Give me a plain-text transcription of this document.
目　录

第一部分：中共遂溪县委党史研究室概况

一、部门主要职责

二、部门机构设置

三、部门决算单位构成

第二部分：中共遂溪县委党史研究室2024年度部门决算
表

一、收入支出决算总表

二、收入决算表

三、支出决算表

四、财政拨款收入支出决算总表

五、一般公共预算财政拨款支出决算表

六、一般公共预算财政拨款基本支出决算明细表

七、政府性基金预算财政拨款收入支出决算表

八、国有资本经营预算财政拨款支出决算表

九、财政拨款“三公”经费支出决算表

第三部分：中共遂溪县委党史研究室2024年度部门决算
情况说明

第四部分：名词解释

============

● **YOUR INSTRUCTIONS**:
Give an exact repetition of all the material.

● **COMPLETED TASK**:
Give me a plain-text transcription of this document.
目　录

第一部分：中共遂溪县委党史研究室概况

一、部门主要职责

二、部门机构设置

三、部门决算单位构成

第二部分：中共遂溪县委党史研究室2024年度部门决算
表

一、收入支出决算总表

二、收入决算表

三、支出决算表

四、财政拨款收入支出决算总表

五、一般公共预算财政拨款支出决算表

六、一般公共预算财政拨款基本支出决算明细表

七、政府性基金预算财政拨款收入支出决算表

八、国有资本经营预算财政拨款支出决算表

九、财政拨款“三公”经费支出决算表

第三部分：中共遂溪县委党史研究室2024年度部门决算
情况说明

第四部分：名词解释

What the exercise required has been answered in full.